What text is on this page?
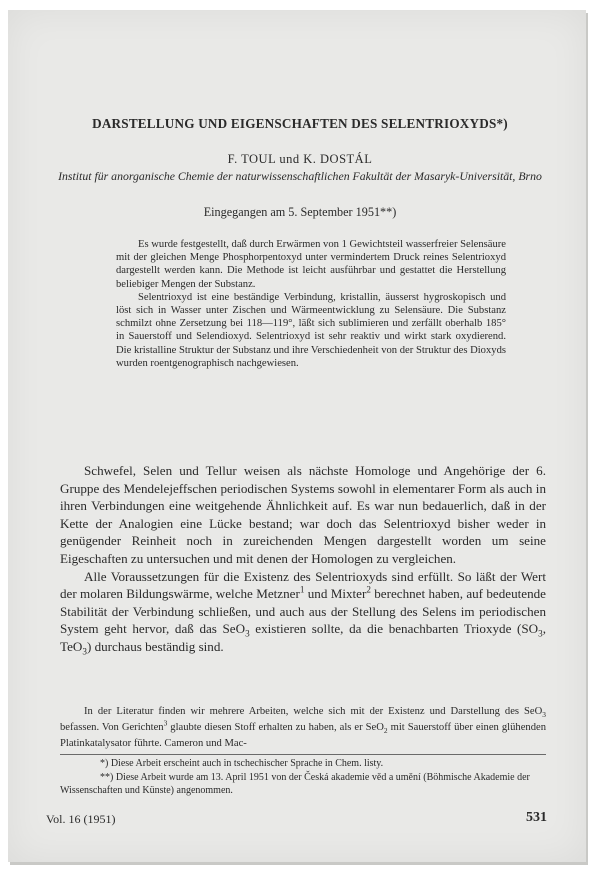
DARSTELLUNG UND EIGENSCHAFTEN DES SELENTRIOXYDS*)
F. TOUL und K. DOSTÁL
Institut für anorganische Chemie der naturwissenschaftlichen Fakultät der Masaryk-Universität, Brno
Eingegangen am 5. September 1951**)

Es wurde festgestellt, daß durch Erwärmen von 1 Gewichtsteil wasserfreier Selensäure mit der gleichen Menge Phosphorpentoxyd unter vermindertem Druck reines Selentrioxyd dargestellt werden kann. Die Methode ist leicht ausführbar und gestattet die Herstellung beliebiger Mengen der Substanz.

Selentrioxyd ist eine beständige Verbindung, kristallin, äusserst hygroskopisch und löst sich in Wasser unter Zischen und Wärmeentwicklung zu Selensäure. Die Substanz schmilzt ohne Zersetzung bei 118—119°, läßt sich sublimieren und zerfällt oberhalb 185° in Sauerstoff und Selendioxyd. Selentrioxyd ist sehr reaktiv und wirkt stark oxydierend. Die kristalline Struktur der Substanz und ihre Verschiedenheit von der Struktur des Dioxyds wurden roentgenographisch nachgewiesen.

Schwefel, Selen und Tellur weisen als nächste Homologe und Angehörige der 6. Gruppe des Mendelejeffschen periodischen Systems sowohl in elementarer Form als auch in ihren Verbindungen eine weitgehende Ähnlichkeit auf. Es war nun bedauerlich, daß in der Kette der Analogien eine Lücke bestand; war doch das Selentrioxyd bisher weder in genügender Reinheit noch in zureichenden Mengen dargestellt worden um seine Eigeschaften zu untersuchen und mit denen der Homologen zu vergleichen.

Alle Voraussetzungen für die Existenz des Selentrioxyds sind erfüllt. So läßt der Wert der molaren Bildungswärme, welche Metzner$^1$ und Mixter$^2$ berechnet haben, auf bedeutende Stabilität der Verbindung schließen, und auch aus der Stellung des Selens im periodischen System geht hervor, daß das SeO$_3$ existieren sollte, da die benachbarten Trioxyde ($SO_3$, TeO$_3$) durchaus beständig sind.

In der Literatur finden wir mehrere Arbeiten, welche sich mit der Existenz und Darstellung des SeO$_3$ befassen. Von Gerichten$^3$ glaubte diesen Stoff erhalten zu haben, als er SeO$_2$ mit Sauerstoff über einen glühenden Platinkatalysator führte. Cameron und Mac-

*) Diese Arbeit erscheint auch in tschechischer Sprache in Chem. listy.

**) Diese Arbeit wurde am 13. April 1951 von der Česká akademie věd a umění (Böhmische Akademie der Wissenschaften und Künste) angenommen.

Vol. 16 (1951)	531
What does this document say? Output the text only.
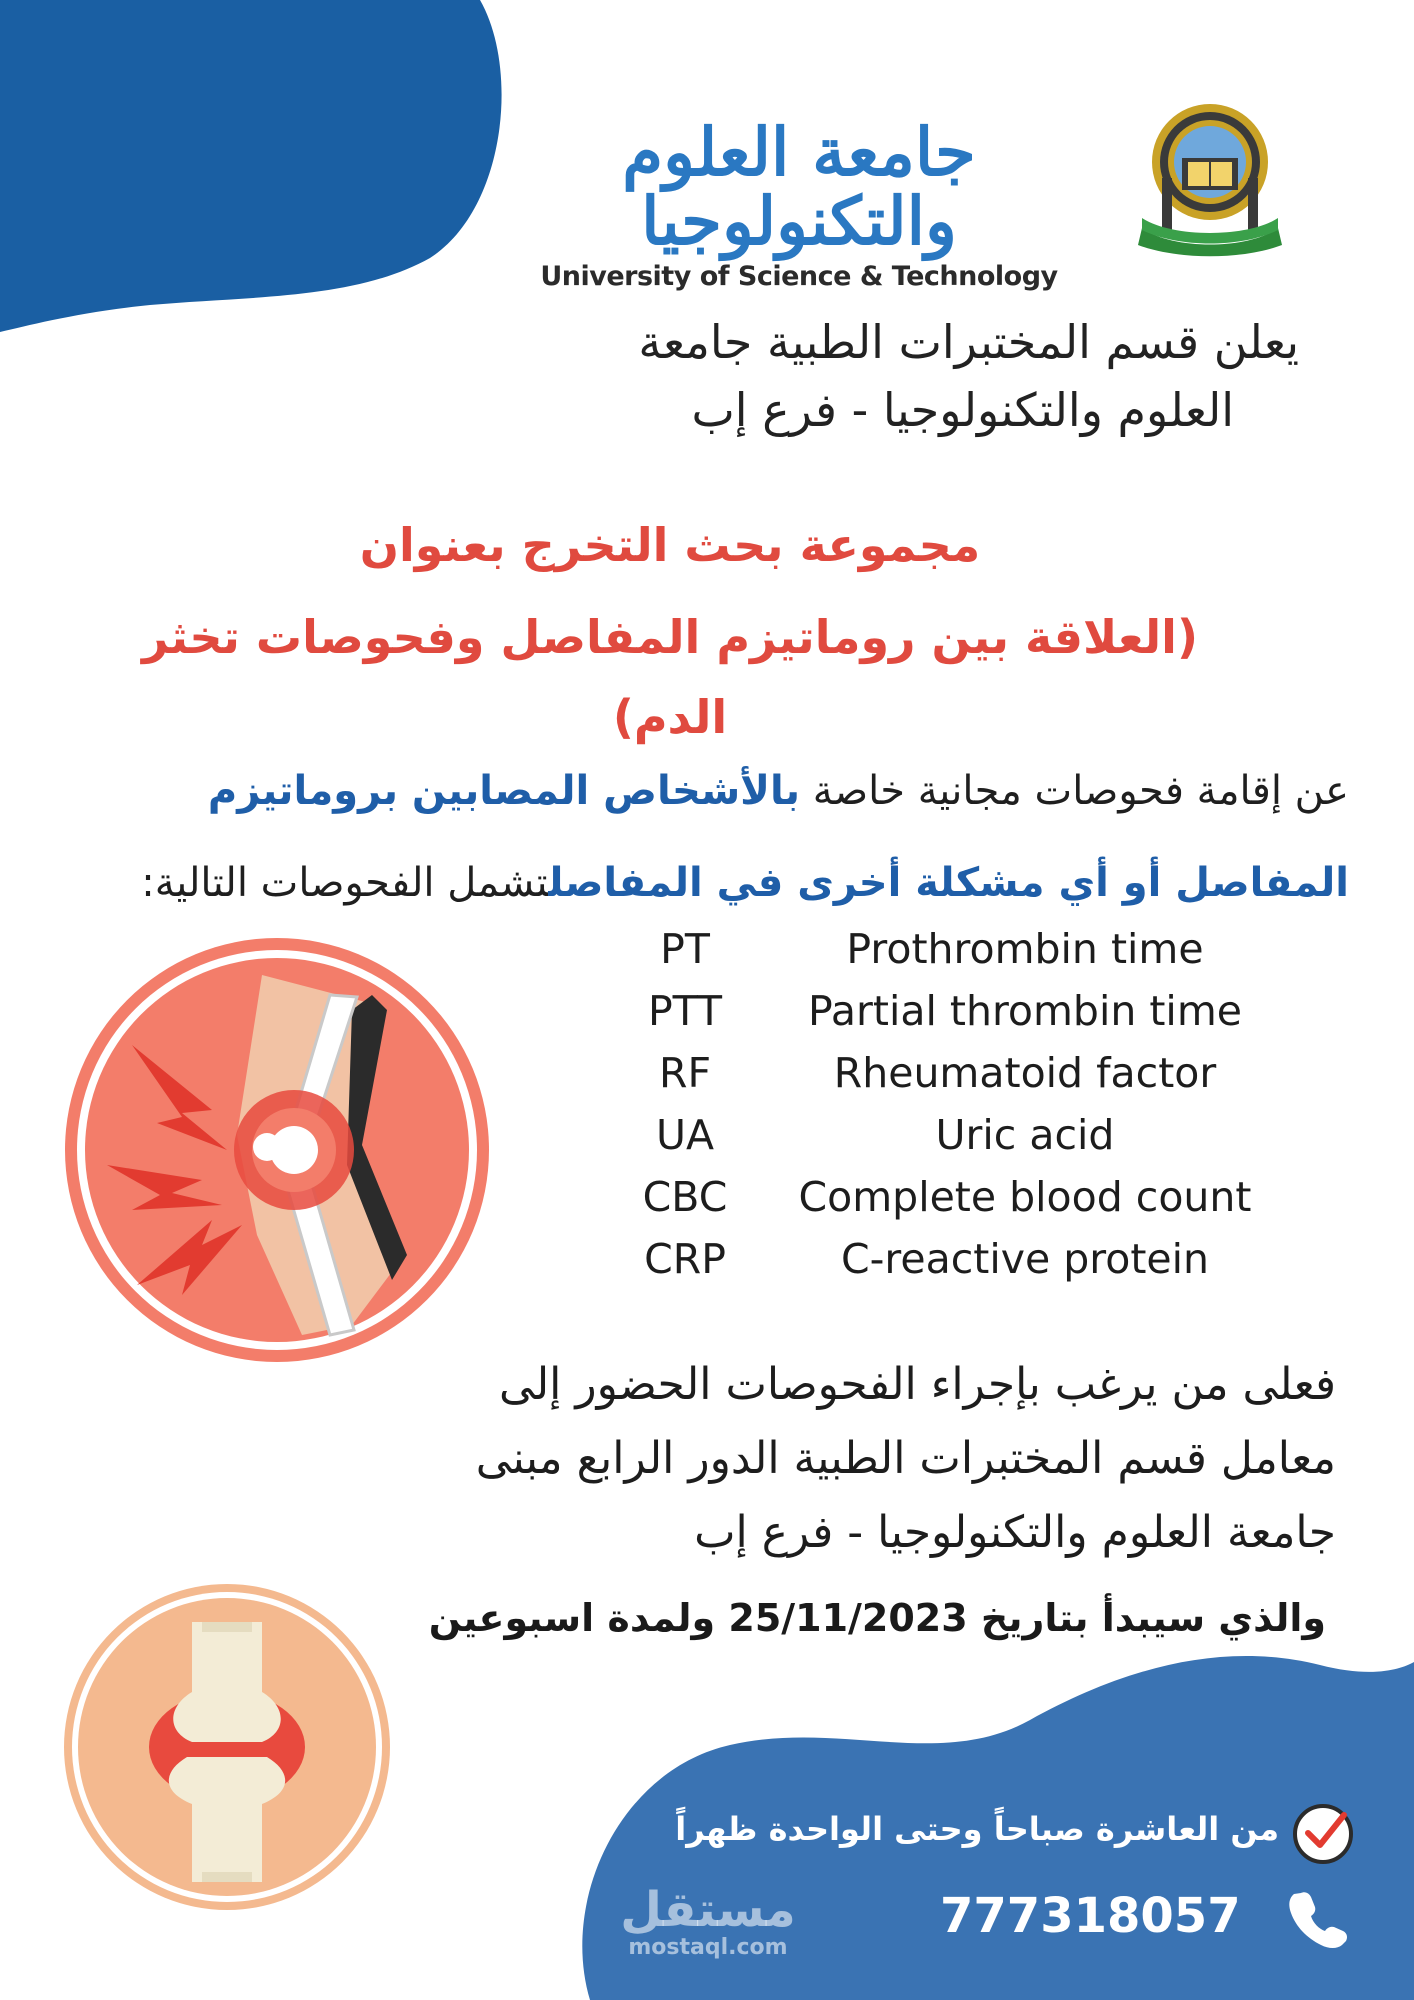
جامعة العلوم والتكنولوجيا
University of Science & Technology
يعلن قسم المختبرات الطبية جامعة
العلوم والتكنولوجيا - فرع إب
مجموعة بحث التخرج بعنوان
(العلاقة بين روماتيزم المفاصل وفحوصات تخثر الدم)
عن إقامة فحوصات مجانية خاصة بالأشخاص المصابين بروماتيزم
المفاصل أو أي مشكلة أخرى في المفاصلتشمل الفحوصات التالية:
PT	Prothrombin time
PTT	Partial thrombin time
RF	Rheumatoid factor
UA	Uric acid
CBC	Complete blood count
CRP	C-reactive protein
فعلى من يرغب بإجراء الفحوصات الحضور إلى
معامل قسم المختبرات الطبية الدور الرابع مبنى
جامعة العلوم والتكنولوجيا - فرع إب
والذي سيبدأ بتاريخ 25/11/2023 ولمدة اسبوعين
من العاشرة صباحاً وحتى الواحدة ظهراً
777318057
مستقل
mostaql.com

___

■ **Problem**
A word-for-word repeat is expected of the lines from the one with "What does this" to the end of the data, both included; pictures are not part of it.

■ **Answer to this problem**
What does this document say? Output the text only.
جامعة العلوم والتكنولوجيا
University of Science & Technology
يعلن قسم المختبرات الطبية جامعة
العلوم والتكنولوجيا - فرع إب
مجموعة بحث التخرج بعنوان
(العلاقة بين روماتيزم المفاصل وفحوصات تخثر الدم)
عن إقامة فحوصات مجانية خاصة بالأشخاص المصابين بروماتيزم
المفاصل أو أي مشكلة أخرى في المفاصلتشمل الفحوصات التالية:
PT	Prothrombin time
PTT	Partial thrombin time
RF	Rheumatoid factor
UA	Uric acid
CBC	Complete blood count
CRP	C-reactive protein
فعلى من يرغب بإجراء الفحوصات الحضور إلى
معامل قسم المختبرات الطبية الدور الرابع مبنى
جامعة العلوم والتكنولوجيا - فرع إب
والذي سيبدأ بتاريخ 25/11/2023 ولمدة اسبوعين
من العاشرة صباحاً وحتى الواحدة ظهراً
777318057
مستقل
mostaql.com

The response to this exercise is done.